Data lines:
┌──

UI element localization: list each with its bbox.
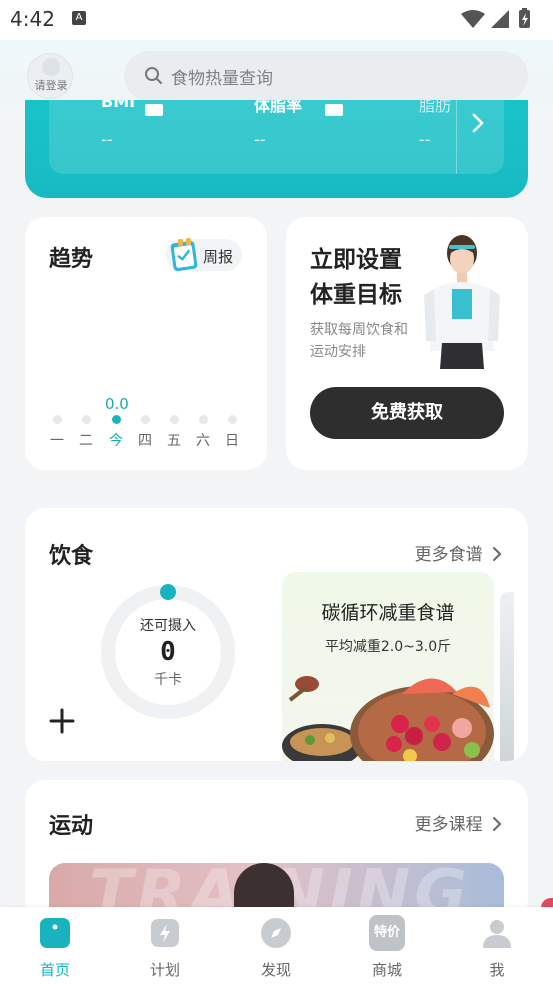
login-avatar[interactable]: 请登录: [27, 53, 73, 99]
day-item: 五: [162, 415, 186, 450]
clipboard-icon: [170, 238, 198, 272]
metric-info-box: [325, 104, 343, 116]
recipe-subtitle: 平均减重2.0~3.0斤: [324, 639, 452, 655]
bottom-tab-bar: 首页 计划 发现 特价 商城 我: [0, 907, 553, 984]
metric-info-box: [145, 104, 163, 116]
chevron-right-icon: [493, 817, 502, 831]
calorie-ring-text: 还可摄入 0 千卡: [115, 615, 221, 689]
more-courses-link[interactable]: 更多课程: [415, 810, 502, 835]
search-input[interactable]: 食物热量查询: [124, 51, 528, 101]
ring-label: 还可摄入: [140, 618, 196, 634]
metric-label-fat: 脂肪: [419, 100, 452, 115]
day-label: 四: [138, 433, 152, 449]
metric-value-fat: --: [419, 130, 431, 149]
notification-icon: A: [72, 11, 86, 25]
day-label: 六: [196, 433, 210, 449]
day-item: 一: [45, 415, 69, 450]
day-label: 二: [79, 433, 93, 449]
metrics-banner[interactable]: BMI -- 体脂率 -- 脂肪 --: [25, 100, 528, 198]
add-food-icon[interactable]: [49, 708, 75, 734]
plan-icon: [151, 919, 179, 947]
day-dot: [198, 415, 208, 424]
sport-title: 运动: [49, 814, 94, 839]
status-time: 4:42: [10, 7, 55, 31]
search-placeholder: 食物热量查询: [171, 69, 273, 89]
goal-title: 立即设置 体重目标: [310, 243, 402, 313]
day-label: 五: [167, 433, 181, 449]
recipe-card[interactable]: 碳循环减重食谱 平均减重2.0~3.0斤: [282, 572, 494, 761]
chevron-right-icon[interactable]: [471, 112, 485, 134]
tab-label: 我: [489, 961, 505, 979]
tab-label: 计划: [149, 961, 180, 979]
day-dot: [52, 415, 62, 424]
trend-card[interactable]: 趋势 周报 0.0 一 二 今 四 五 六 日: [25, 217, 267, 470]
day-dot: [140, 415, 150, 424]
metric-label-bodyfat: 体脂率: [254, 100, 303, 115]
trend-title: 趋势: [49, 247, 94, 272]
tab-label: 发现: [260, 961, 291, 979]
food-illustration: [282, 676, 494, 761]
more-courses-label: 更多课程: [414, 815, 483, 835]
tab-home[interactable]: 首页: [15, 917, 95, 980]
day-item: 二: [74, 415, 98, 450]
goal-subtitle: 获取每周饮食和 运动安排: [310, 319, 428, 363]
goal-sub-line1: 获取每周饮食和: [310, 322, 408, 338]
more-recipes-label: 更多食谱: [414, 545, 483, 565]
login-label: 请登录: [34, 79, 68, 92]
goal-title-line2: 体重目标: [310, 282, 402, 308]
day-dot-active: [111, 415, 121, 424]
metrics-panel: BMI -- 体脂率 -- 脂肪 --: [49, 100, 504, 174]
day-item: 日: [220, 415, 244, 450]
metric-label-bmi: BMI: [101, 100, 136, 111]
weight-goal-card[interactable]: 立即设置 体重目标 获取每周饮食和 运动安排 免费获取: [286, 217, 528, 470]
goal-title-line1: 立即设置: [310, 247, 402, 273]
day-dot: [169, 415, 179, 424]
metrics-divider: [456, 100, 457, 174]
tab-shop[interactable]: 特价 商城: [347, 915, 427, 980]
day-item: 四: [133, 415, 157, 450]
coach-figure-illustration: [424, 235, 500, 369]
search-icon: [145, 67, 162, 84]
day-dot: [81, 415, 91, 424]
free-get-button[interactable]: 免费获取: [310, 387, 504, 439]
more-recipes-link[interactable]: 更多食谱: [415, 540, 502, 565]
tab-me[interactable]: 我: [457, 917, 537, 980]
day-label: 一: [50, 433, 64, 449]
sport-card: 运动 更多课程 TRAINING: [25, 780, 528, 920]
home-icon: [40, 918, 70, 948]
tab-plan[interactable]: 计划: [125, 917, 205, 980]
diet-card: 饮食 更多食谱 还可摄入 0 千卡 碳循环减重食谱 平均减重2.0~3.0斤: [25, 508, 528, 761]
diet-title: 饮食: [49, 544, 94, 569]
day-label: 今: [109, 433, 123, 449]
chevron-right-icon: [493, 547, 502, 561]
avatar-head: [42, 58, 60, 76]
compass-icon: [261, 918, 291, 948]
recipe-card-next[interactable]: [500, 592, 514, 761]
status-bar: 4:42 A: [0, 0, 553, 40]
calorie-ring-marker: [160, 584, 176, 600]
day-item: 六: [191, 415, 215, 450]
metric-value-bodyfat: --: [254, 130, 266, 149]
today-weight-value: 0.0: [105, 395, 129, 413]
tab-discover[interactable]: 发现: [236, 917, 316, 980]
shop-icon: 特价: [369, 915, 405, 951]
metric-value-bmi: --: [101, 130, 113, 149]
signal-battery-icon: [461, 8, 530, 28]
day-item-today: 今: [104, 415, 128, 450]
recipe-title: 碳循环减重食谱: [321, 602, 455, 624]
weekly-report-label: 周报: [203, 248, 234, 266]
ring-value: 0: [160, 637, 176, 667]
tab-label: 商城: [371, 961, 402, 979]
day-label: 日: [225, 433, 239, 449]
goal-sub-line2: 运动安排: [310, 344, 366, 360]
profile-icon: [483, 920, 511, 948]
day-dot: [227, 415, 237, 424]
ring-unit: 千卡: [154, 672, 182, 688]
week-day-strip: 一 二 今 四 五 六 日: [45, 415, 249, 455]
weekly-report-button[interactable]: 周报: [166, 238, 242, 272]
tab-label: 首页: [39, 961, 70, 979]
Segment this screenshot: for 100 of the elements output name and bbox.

└──

WHAT IS EXPECTED:
Copy out every line of the material above word for word, leaving out the pictures.

FINAL RESULT:
UI element localization: list each with its bbox.
login-avatar[interactable]: 请登录: [27, 53, 73, 99]
day-item: 五: [162, 415, 186, 450]
clipboard-icon: [170, 238, 198, 272]
metric-info-box: [325, 104, 343, 116]
recipe-subtitle: 平均减重2.0~3.0斤: [324, 639, 452, 655]
bottom-tab-bar: 首页 计划 发现 特价 商城 我: [0, 907, 553, 984]
metric-info-box: [145, 104, 163, 116]
chevron-right-icon: [493, 817, 502, 831]
calorie-ring-text: 还可摄入 0 千卡: [115, 615, 221, 689]
more-courses-link[interactable]: 更多课程: [415, 810, 502, 835]
search-input[interactable]: 食物热量查询: [124, 51, 528, 101]
ring-label: 还可摄入: [140, 618, 196, 634]
metric-label-fat: 脂肪: [419, 100, 452, 115]
day-label: 四: [138, 433, 152, 449]
metric-value-fat: --: [419, 130, 431, 149]
notification-icon: A: [72, 11, 86, 25]
day-label: 六: [196, 433, 210, 449]
day-item: 一: [45, 415, 69, 450]
day-label: 二: [79, 433, 93, 449]
metrics-banner[interactable]: BMI -- 体脂率 -- 脂肪 --: [25, 100, 528, 198]
add-food-icon[interactable]: [49, 708, 75, 734]
plan-icon: [151, 919, 179, 947]
day-dot: [198, 415, 208, 424]
sport-title: 运动: [49, 814, 94, 839]
status-time: 4:42: [10, 7, 55, 31]
search-placeholder: 食物热量查询: [171, 69, 273, 89]
goal-title: 立即设置 体重目标: [310, 243, 402, 313]
day-label: 五: [167, 433, 181, 449]
recipe-card[interactable]: 碳循环减重食谱 平均减重2.0~3.0斤: [282, 572, 494, 761]
chevron-right-icon[interactable]: [471, 112, 485, 134]
tab-label: 我: [489, 961, 505, 979]
tab-label: 计划: [149, 961, 180, 979]
day-dot: [52, 415, 62, 424]
trend-card[interactable]: 趋势 周报 0.0 一 二 今 四 五 六 日: [25, 217, 267, 470]
day-dot: [140, 415, 150, 424]
metric-label-bodyfat: 体脂率: [254, 100, 303, 115]
trend-title: 趋势: [49, 247, 94, 272]
tab-label: 发现: [260, 961, 291, 979]
food-illustration: [282, 676, 494, 761]
more-courses-label: 更多课程: [414, 815, 483, 835]
tab-home[interactable]: 首页: [15, 917, 95, 980]
day-item: 二: [74, 415, 98, 450]
goal-subtitle: 获取每周饮食和 运动安排: [310, 319, 428, 363]
goal-sub-line1: 获取每周饮食和: [310, 322, 408, 338]
more-recipes-label: 更多食谱: [414, 545, 483, 565]
login-label: 请登录: [34, 79, 68, 92]
goal-title-line2: 体重目标: [310, 282, 402, 308]
day-dot-active: [111, 415, 121, 424]
metrics-panel: BMI -- 体脂率 -- 脂肪 --: [49, 100, 504, 174]
day-item: 日: [220, 415, 244, 450]
metric-label-bmi: BMI: [101, 100, 136, 111]
weight-goal-card[interactable]: 立即设置 体重目标 获取每周饮食和 运动安排 免费获取: [286, 217, 528, 470]
goal-title-line1: 立即设置: [310, 247, 402, 273]
day-dot: [169, 415, 179, 424]
metrics-divider: [456, 100, 457, 174]
tab-shop[interactable]: 特价 商城: [347, 915, 427, 980]
day-item: 四: [133, 415, 157, 450]
coach-figure-illustration: [424, 235, 500, 369]
search-icon: [145, 67, 162, 84]
day-dot: [81, 415, 91, 424]
free-get-button[interactable]: 免费获取: [310, 387, 504, 439]
more-recipes-link[interactable]: 更多食谱: [415, 540, 502, 565]
tab-me[interactable]: 我: [457, 917, 537, 980]
day-label: 一: [50, 433, 64, 449]
sport-card: 运动 更多课程 TRAINING: [25, 780, 528, 920]
home-icon: [40, 918, 70, 948]
tab-plan[interactable]: 计划: [125, 917, 205, 980]
diet-card: 饮食 更多食谱 还可摄入 0 千卡 碳循环减重食谱 平均减重2.0~3.0斤: [25, 508, 528, 761]
diet-title: 饮食: [49, 544, 94, 569]
day-label: 今: [109, 433, 123, 449]
chevron-right-icon: [493, 547, 502, 561]
avatar-head: [42, 58, 60, 76]
compass-icon: [261, 918, 291, 948]
recipe-card-next[interactable]: [500, 592, 514, 761]
status-bar: 4:42 A: [0, 0, 553, 40]
calorie-ring-marker: [160, 584, 176, 600]
day-item: 六: [191, 415, 215, 450]
metric-value-bodyfat: --: [254, 130, 266, 149]
today-weight-value: 0.0: [105, 395, 129, 413]
tab-discover[interactable]: 发现: [236, 917, 316, 980]
shop-icon: 特价: [369, 915, 405, 951]
metric-value-bmi: --: [101, 130, 113, 149]
signal-battery-icon: [461, 8, 530, 28]
day-item-today: 今: [104, 415, 128, 450]
recipe-title: 碳循环减重食谱: [321, 602, 455, 624]
weekly-report-label: 周报: [203, 248, 234, 266]
ring-value: 0: [160, 637, 176, 667]
tab-label: 商城: [371, 961, 402, 979]
day-label: 日: [225, 433, 239, 449]
goal-sub-line2: 运动安排: [310, 344, 366, 360]
profile-icon: [483, 920, 511, 948]
day-dot: [227, 415, 237, 424]
ring-unit: 千卡: [154, 672, 182, 688]
week-day-strip: 一 二 今 四 五 六 日: [45, 415, 249, 455]
weekly-report-button[interactable]: 周报: [166, 238, 242, 272]
tab-label: 首页: [39, 961, 70, 979]
Segment this screenshot: for 100 of the elements output name and bbox.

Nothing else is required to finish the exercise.